## Written exercise
Your task is to give the listing below back word for word, pictures excluded.

★ ★ ★

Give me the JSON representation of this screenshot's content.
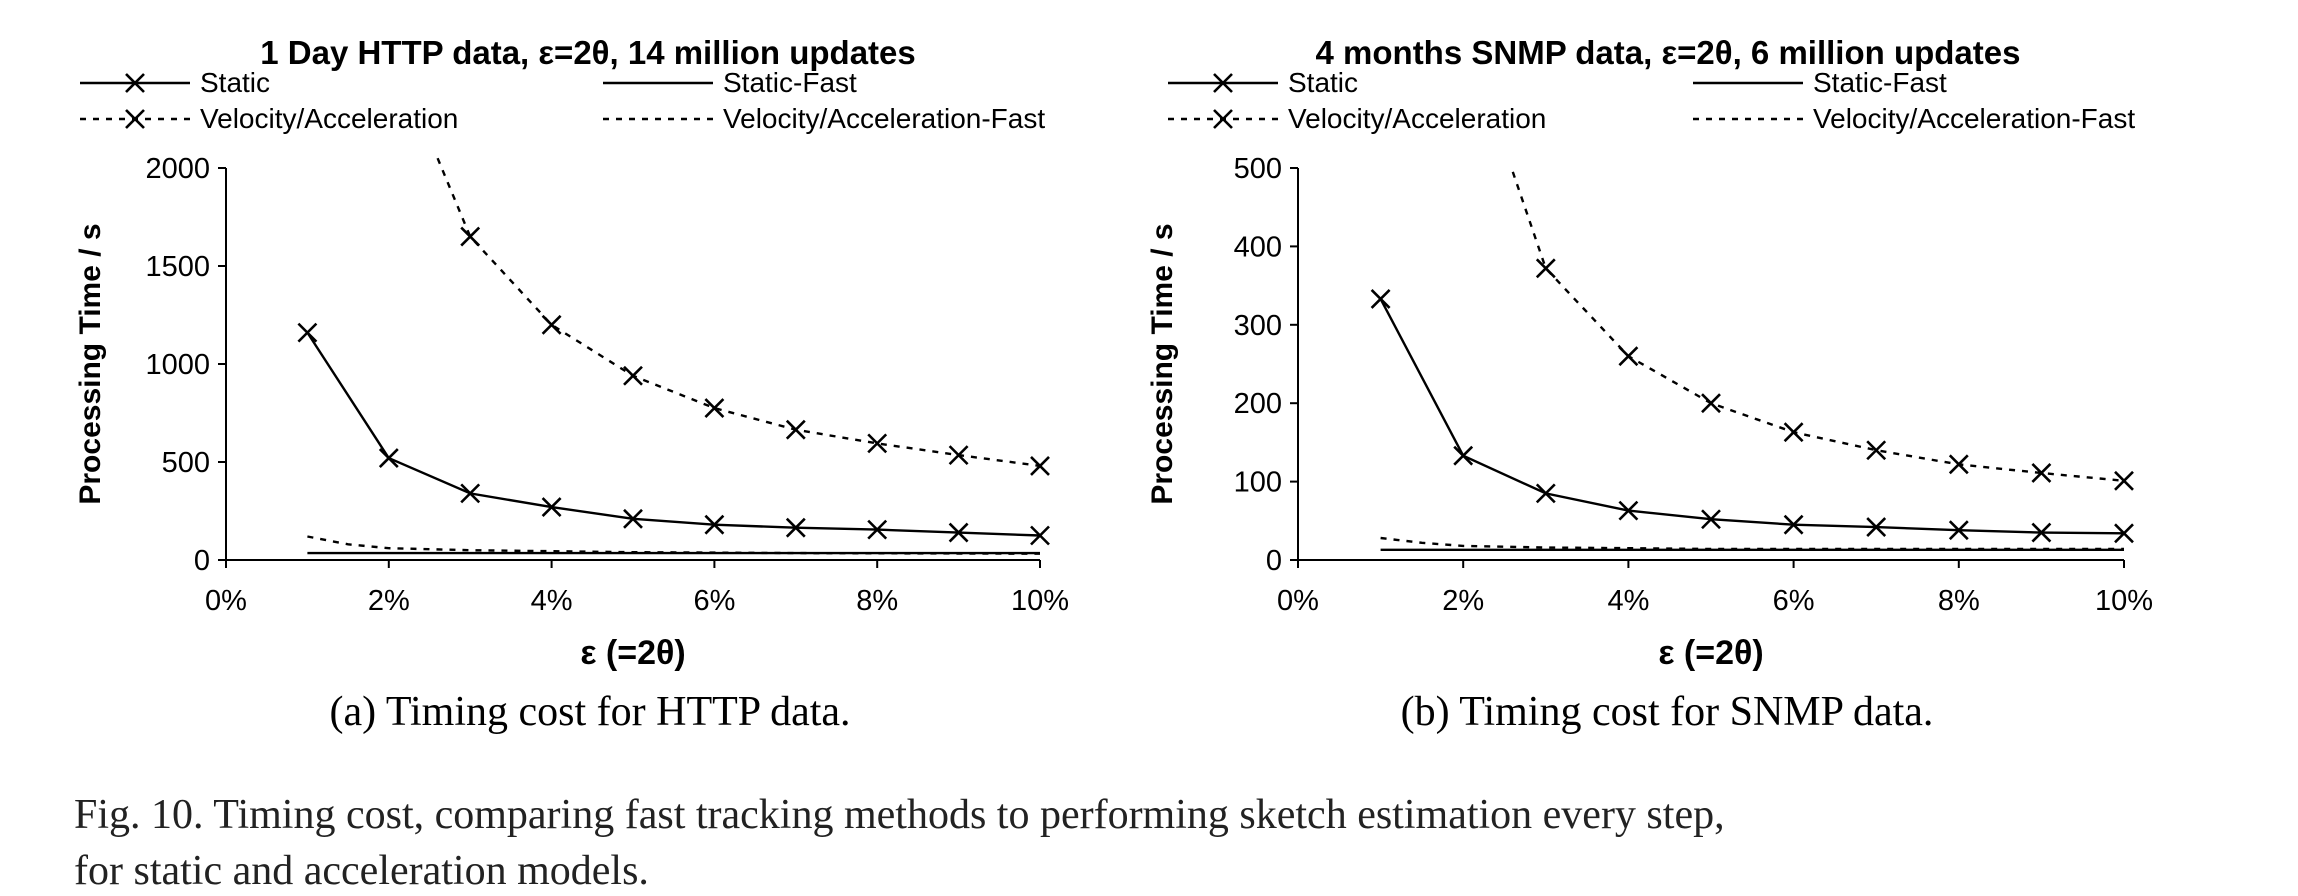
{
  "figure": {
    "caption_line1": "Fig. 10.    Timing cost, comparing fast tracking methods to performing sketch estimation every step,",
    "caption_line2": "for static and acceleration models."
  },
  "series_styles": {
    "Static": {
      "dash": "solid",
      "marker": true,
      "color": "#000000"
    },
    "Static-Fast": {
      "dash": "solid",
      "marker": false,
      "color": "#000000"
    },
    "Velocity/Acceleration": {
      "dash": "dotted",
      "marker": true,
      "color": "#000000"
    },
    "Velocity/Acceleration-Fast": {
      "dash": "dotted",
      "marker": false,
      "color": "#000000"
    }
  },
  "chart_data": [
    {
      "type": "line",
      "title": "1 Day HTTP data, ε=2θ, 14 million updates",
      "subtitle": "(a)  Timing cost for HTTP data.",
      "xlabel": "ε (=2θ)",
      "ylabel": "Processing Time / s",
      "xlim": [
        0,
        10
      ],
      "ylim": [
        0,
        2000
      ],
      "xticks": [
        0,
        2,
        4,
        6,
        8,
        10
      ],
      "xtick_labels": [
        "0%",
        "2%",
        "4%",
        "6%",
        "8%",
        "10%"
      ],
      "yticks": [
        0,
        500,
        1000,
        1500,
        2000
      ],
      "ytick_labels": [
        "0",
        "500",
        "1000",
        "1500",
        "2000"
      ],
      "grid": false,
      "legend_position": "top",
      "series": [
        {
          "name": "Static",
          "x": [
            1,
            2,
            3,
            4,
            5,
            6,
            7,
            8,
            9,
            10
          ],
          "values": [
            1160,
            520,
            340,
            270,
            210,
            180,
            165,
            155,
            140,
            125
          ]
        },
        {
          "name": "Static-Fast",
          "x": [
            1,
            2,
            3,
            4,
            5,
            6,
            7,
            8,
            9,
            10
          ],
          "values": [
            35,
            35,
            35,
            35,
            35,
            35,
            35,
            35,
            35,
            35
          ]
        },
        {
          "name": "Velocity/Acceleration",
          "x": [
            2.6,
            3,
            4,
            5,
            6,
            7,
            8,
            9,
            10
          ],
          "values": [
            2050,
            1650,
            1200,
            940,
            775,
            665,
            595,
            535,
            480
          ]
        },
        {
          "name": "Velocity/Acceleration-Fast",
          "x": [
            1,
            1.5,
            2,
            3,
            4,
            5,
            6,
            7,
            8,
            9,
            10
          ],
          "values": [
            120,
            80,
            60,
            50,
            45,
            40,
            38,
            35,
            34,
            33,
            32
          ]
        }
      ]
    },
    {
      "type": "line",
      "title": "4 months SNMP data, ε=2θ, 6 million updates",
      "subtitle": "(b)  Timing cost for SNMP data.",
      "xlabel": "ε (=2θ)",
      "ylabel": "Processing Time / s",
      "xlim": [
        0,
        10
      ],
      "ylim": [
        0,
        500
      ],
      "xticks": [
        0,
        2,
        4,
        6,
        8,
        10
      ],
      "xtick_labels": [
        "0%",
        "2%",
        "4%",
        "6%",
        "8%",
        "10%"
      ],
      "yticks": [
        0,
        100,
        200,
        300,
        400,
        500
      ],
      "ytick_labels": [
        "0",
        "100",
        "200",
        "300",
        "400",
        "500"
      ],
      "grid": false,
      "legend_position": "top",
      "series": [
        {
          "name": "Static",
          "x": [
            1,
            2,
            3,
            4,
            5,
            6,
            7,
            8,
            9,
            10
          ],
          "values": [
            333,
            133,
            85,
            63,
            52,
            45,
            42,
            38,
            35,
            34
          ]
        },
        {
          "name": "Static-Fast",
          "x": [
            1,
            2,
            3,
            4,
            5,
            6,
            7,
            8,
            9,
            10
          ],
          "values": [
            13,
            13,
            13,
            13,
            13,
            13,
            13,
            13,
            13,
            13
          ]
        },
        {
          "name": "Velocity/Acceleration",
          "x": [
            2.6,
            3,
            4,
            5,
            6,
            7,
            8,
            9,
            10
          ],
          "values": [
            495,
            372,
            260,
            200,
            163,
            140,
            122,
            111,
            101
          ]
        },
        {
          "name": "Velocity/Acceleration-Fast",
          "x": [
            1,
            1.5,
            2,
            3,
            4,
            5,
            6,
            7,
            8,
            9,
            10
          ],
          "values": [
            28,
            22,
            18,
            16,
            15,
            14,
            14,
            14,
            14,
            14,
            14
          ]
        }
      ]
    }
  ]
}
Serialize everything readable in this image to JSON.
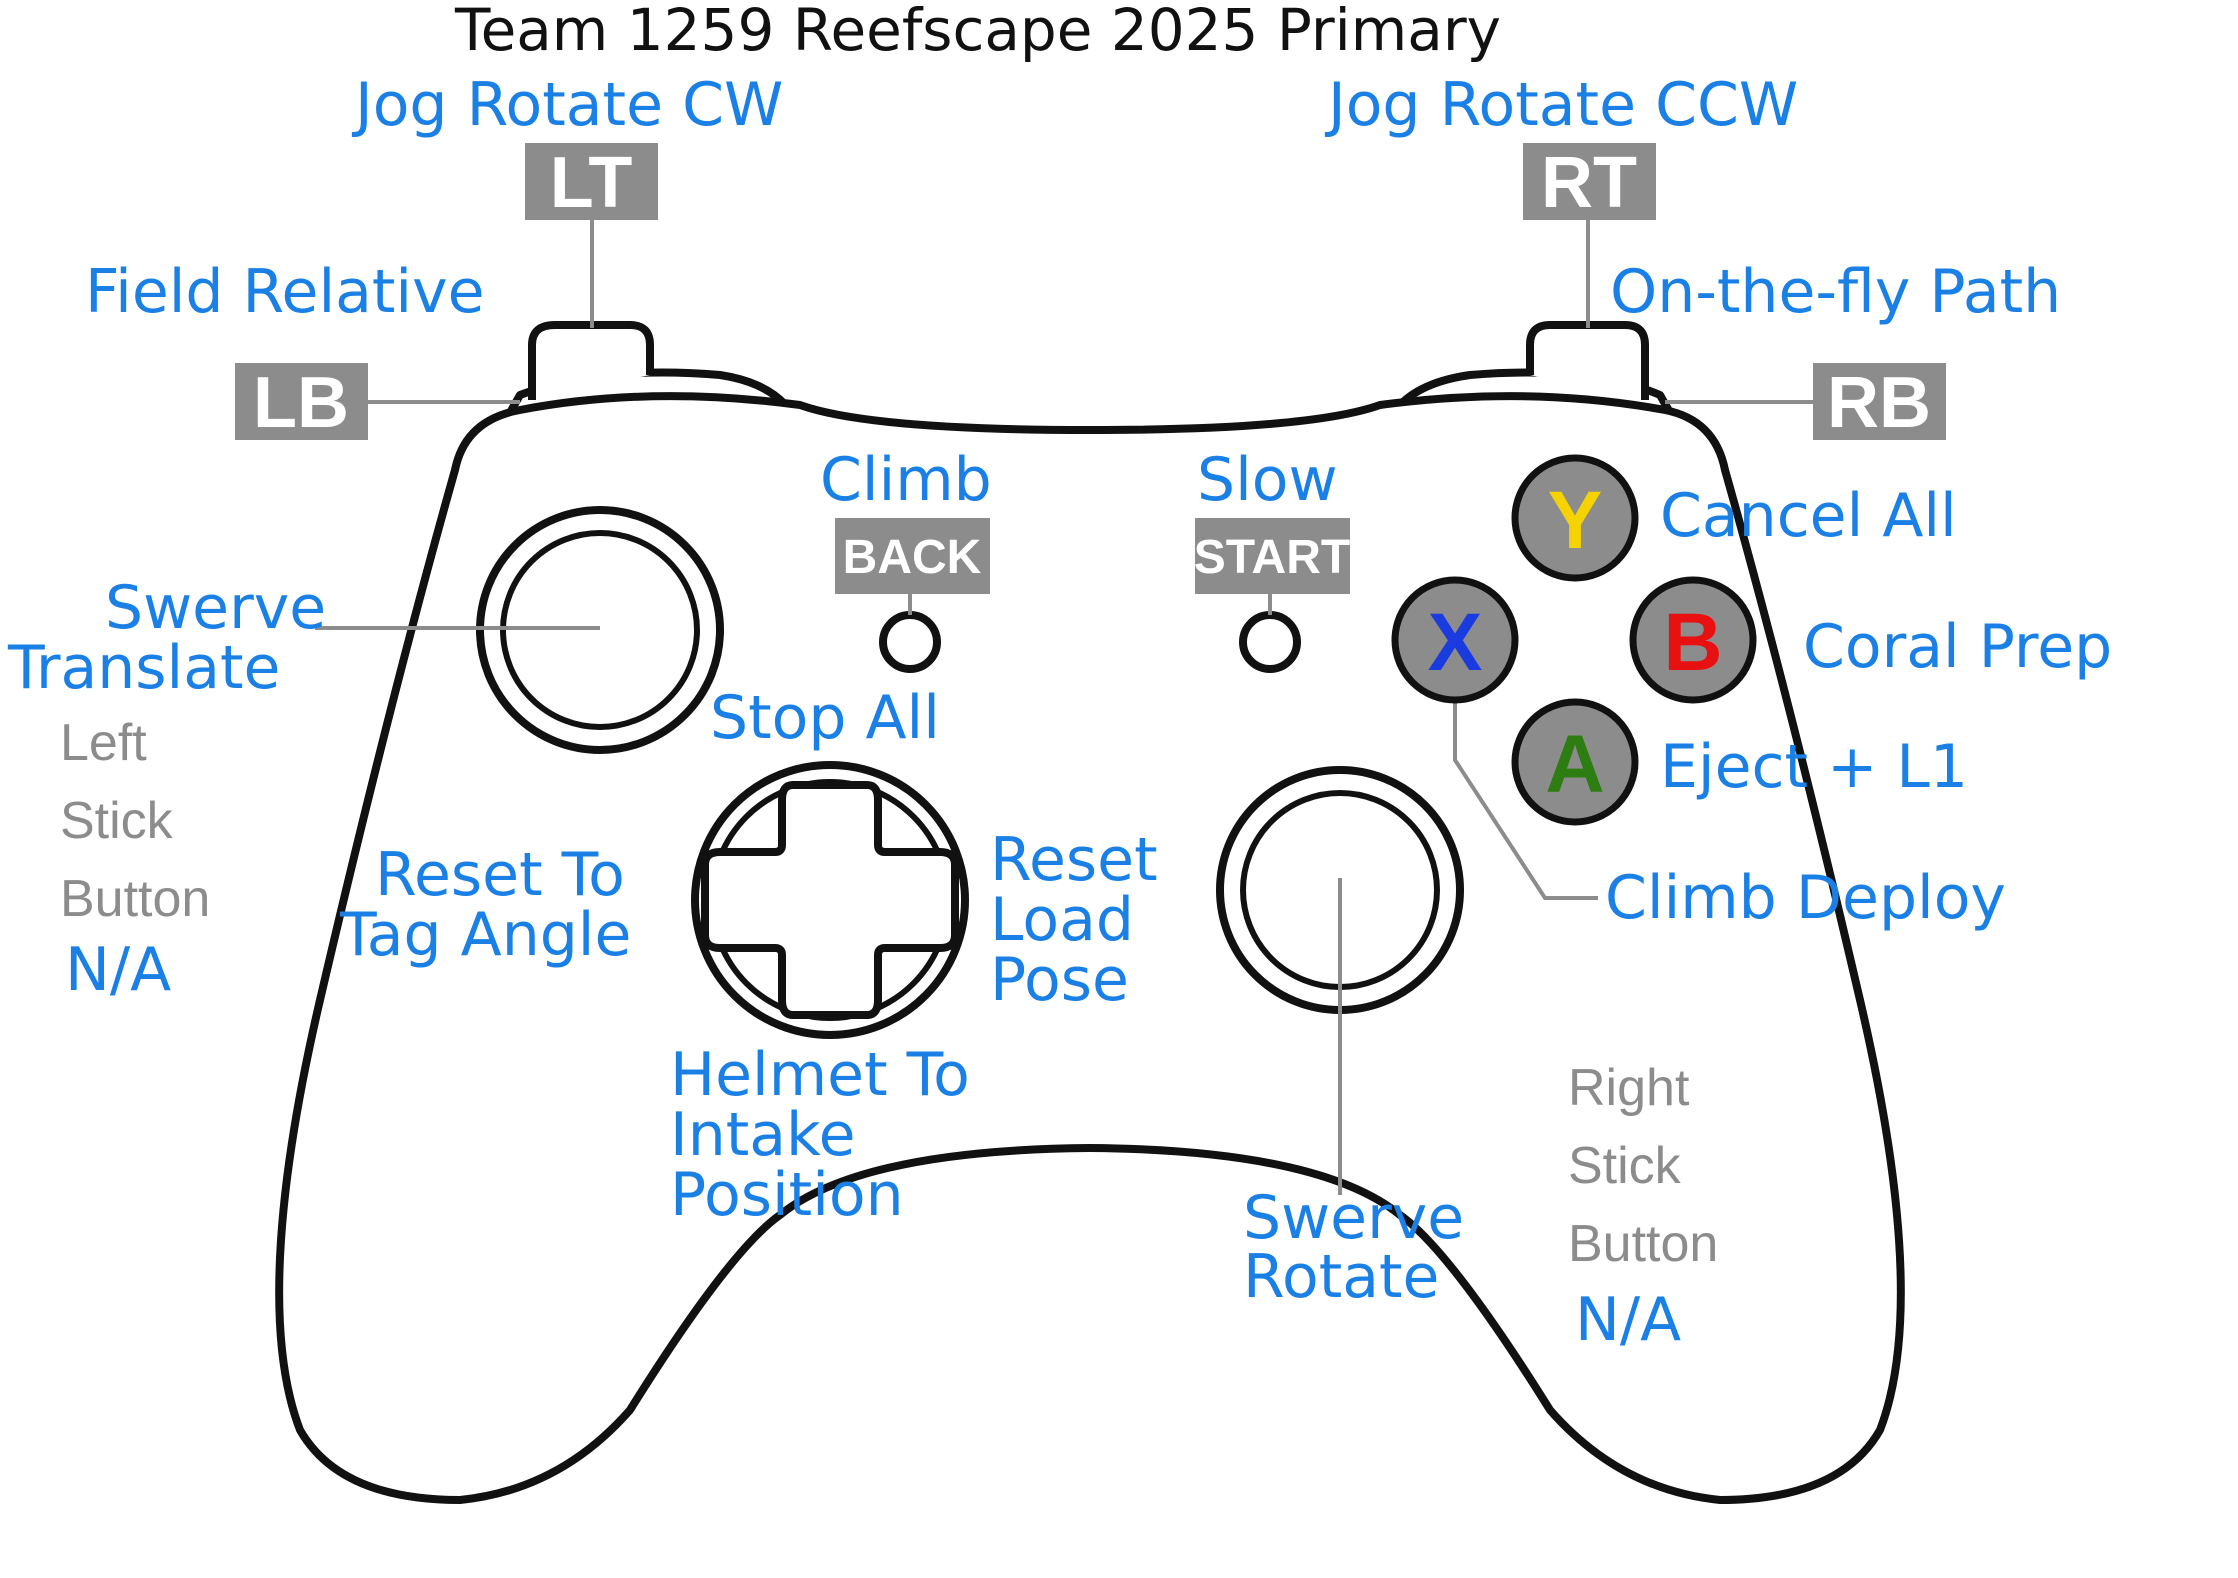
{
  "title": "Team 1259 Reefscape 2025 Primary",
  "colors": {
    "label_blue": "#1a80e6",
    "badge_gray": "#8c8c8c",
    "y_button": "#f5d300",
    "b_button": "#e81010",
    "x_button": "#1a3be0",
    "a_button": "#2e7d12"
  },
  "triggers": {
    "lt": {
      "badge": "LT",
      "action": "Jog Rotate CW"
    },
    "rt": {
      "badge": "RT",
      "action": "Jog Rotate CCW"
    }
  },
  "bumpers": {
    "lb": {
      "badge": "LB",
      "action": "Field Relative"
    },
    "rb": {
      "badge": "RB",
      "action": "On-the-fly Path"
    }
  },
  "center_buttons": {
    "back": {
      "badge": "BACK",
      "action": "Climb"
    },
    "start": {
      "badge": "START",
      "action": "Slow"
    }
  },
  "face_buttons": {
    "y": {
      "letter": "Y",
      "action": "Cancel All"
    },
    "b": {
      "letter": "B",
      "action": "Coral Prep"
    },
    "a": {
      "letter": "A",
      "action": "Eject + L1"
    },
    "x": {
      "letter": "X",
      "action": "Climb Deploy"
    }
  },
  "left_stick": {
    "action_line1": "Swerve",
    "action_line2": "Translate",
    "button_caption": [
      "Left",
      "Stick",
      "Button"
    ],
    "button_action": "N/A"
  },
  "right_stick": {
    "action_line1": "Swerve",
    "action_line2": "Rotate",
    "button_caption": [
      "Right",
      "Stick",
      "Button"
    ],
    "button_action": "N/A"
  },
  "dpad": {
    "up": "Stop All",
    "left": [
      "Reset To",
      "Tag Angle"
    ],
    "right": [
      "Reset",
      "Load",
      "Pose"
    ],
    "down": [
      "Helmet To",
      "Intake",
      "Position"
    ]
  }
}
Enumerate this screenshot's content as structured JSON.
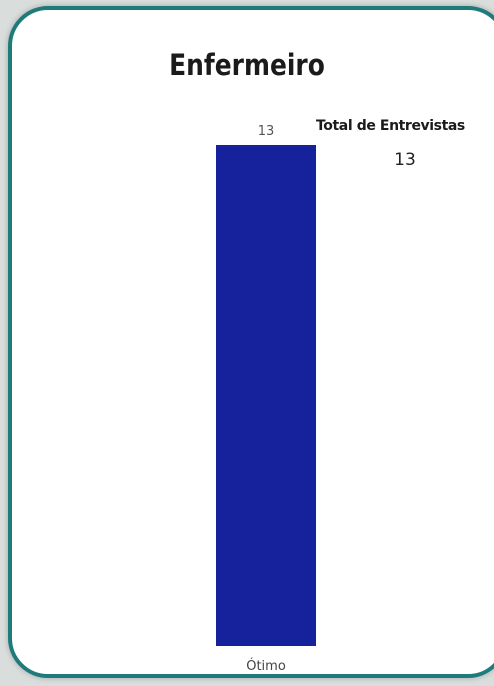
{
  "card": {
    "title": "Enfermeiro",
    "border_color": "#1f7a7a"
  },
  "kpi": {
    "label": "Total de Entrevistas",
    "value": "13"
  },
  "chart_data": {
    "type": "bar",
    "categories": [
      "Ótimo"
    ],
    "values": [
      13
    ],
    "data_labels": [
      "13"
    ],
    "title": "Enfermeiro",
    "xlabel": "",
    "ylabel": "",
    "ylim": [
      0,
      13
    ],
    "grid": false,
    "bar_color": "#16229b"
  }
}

★ ★ ★

## Solution to this task
Give me the JSON representation of this screenshot's content.
{
  "figure": {
    "caption_line1": "Fig. 10.    Timing cost, comparing fast tracking methods to performing sketch estimation every step,",
    "caption_line2": "for static and acceleration models."
  },
  "series_styles": {
    "Static": {
      "dash": "solid",
      "marker": true,
      "color": "#000000"
    },
    "Static-Fast": {
      "dash": "solid",
      "marker": false,
      "color": "#000000"
    },
    "Velocity/Acceleration": {
      "dash": "dotted",
      "marker": true,
      "color": "#000000"
    },
    "Velocity/Acceleration-Fast": {
      "dash": "dotted",
      "marker": false,
      "color": "#000000"
    }
  },
  "chart_data": [
    {
      "type": "line",
      "title": "1 Day HTTP data, ε=2θ, 14 million updates",
      "subtitle": "(a)  Timing cost for HTTP data.",
      "xlabel": "ε (=2θ)",
      "ylabel": "Processing Time / s",
      "xlim": [
        0,
        10
      ],
      "ylim": [
        0,
        2000
      ],
      "xticks": [
        0,
        2,
        4,
        6,
        8,
        10
      ],
      "xtick_labels": [
        "0%",
        "2%",
        "4%",
        "6%",
        "8%",
        "10%"
      ],
      "yticks": [
        0,
        500,
        1000,
        1500,
        2000
      ],
      "ytick_labels": [
        "0",
        "500",
        "1000",
        "1500",
        "2000"
      ],
      "grid": false,
      "legend_position": "top",
      "series": [
        {
          "name": "Static",
          "x": [
            1,
            2,
            3,
            4,
            5,
            6,
            7,
            8,
            9,
            10
          ],
          "values": [
            1160,
            520,
            340,
            270,
            210,
            180,
            165,
            155,
            140,
            125
          ]
        },
        {
          "name": "Static-Fast",
          "x": [
            1,
            2,
            3,
            4,
            5,
            6,
            7,
            8,
            9,
            10
          ],
          "values": [
            35,
            35,
            35,
            35,
            35,
            35,
            35,
            35,
            35,
            35
          ]
        },
        {
          "name": "Velocity/Acceleration",
          "x": [
            2.6,
            3,
            4,
            5,
            6,
            7,
            8,
            9,
            10
          ],
          "values": [
            2050,
            1650,
            1200,
            940,
            775,
            665,
            595,
            535,
            480
          ]
        },
        {
          "name": "Velocity/Acceleration-Fast",
          "x": [
            1,
            1.5,
            2,
            3,
            4,
            5,
            6,
            7,
            8,
            9,
            10
          ],
          "values": [
            120,
            80,
            60,
            50,
            45,
            40,
            38,
            35,
            34,
            33,
            32
          ]
        }
      ]
    },
    {
      "type": "line",
      "title": "4 months SNMP data, ε=2θ, 6 million updates",
      "subtitle": "(b)  Timing cost for SNMP data.",
      "xlabel": "ε (=2θ)",
      "ylabel": "Processing Time / s",
      "xlim": [
        0,
        10
      ],
      "ylim": [
        0,
        500
      ],
      "xticks": [
        0,
        2,
        4,
        6,
        8,
        10
      ],
      "xtick_labels": [
        "0%",
        "2%",
        "4%",
        "6%",
        "8%",
        "10%"
      ],
      "yticks": [
        0,
        100,
        200,
        300,
        400,
        500
      ],
      "ytick_labels": [
        "0",
        "100",
        "200",
        "300",
        "400",
        "500"
      ],
      "grid": false,
      "legend_position": "top",
      "series": [
        {
          "name": "Static",
          "x": [
            1,
            2,
            3,
            4,
            5,
            6,
            7,
            8,
            9,
            10
          ],
          "values": [
            333,
            133,
            85,
            63,
            52,
            45,
            42,
            38,
            35,
            34
          ]
        },
        {
          "name": "Static-Fast",
          "x": [
            1,
            2,
            3,
            4,
            5,
            6,
            7,
            8,
            9,
            10
          ],
          "values": [
            13,
            13,
            13,
            13,
            13,
            13,
            13,
            13,
            13,
            13
          ]
        },
        {
          "name": "Velocity/Acceleration",
          "x": [
            2.6,
            3,
            4,
            5,
            6,
            7,
            8,
            9,
            10
          ],
          "values": [
            495,
            372,
            260,
            200,
            163,
            140,
            122,
            111,
            101
          ]
        },
        {
          "name": "Velocity/Acceleration-Fast",
          "x": [
            1,
            1.5,
            2,
            3,
            4,
            5,
            6,
            7,
            8,
            9,
            10
          ],
          "values": [
            28,
            22,
            18,
            16,
            15,
            14,
            14,
            14,
            14,
            14,
            14
          ]
        }
      ]
    }
  ]
}
Serialize everything readable in this image to JSON.
{
  "title": "Team 1259 Reefscape 2025 Primary",
  "colors": {
    "label_blue": "#1a80e6",
    "badge_gray": "#8c8c8c",
    "y_button": "#f5d300",
    "b_button": "#e81010",
    "x_button": "#1a3be0",
    "a_button": "#2e7d12"
  },
  "triggers": {
    "lt": {
      "badge": "LT",
      "action": "Jog Rotate CW"
    },
    "rt": {
      "badge": "RT",
      "action": "Jog Rotate CCW"
    }
  },
  "bumpers": {
    "lb": {
      "badge": "LB",
      "action": "Field Relative"
    },
    "rb": {
      "badge": "RB",
      "action": "On-the-fly Path"
    }
  },
  "center_buttons": {
    "back": {
      "badge": "BACK",
      "action": "Climb"
    },
    "start": {
      "badge": "START",
      "action": "Slow"
    }
  },
  "face_buttons": {
    "y": {
      "letter": "Y",
      "action": "Cancel All"
    },
    "b": {
      "letter": "B",
      "action": "Coral Prep"
    },
    "a": {
      "letter": "A",
      "action": "Eject + L1"
    },
    "x": {
      "letter": "X",
      "action": "Climb Deploy"
    }
  },
  "left_stick": {
    "action_line1": "Swerve",
    "action_line2": "Translate",
    "button_caption": [
      "Left",
      "Stick",
      "Button"
    ],
    "button_action": "N/A"
  },
  "right_stick": {
    "action_line1": "Swerve",
    "action_line2": "Rotate",
    "button_caption": [
      "Right",
      "Stick",
      "Button"
    ],
    "button_action": "N/A"
  },
  "dpad": {
    "up": "Stop All",
    "left": [
      "Reset To",
      "Tag Angle"
    ],
    "right": [
      "Reset",
      "Load",
      "Pose"
    ],
    "down": [
      "Helmet To",
      "Intake",
      "Position"
    ]
  }
}
Enumerate this screenshot's content as structured JSON.
{
  "card": {
    "title": "Enfermeiro",
    "border_color": "#1f7a7a"
  },
  "kpi": {
    "label": "Total de Entrevistas",
    "value": "13"
  },
  "chart_data": {
    "type": "bar",
    "categories": [
      "Ótimo"
    ],
    "values": [
      13
    ],
    "data_labels": [
      "13"
    ],
    "title": "Enfermeiro",
    "xlabel": "",
    "ylabel": "",
    "ylim": [
      0,
      13
    ],
    "grid": false,
    "bar_color": "#16229b"
  }
}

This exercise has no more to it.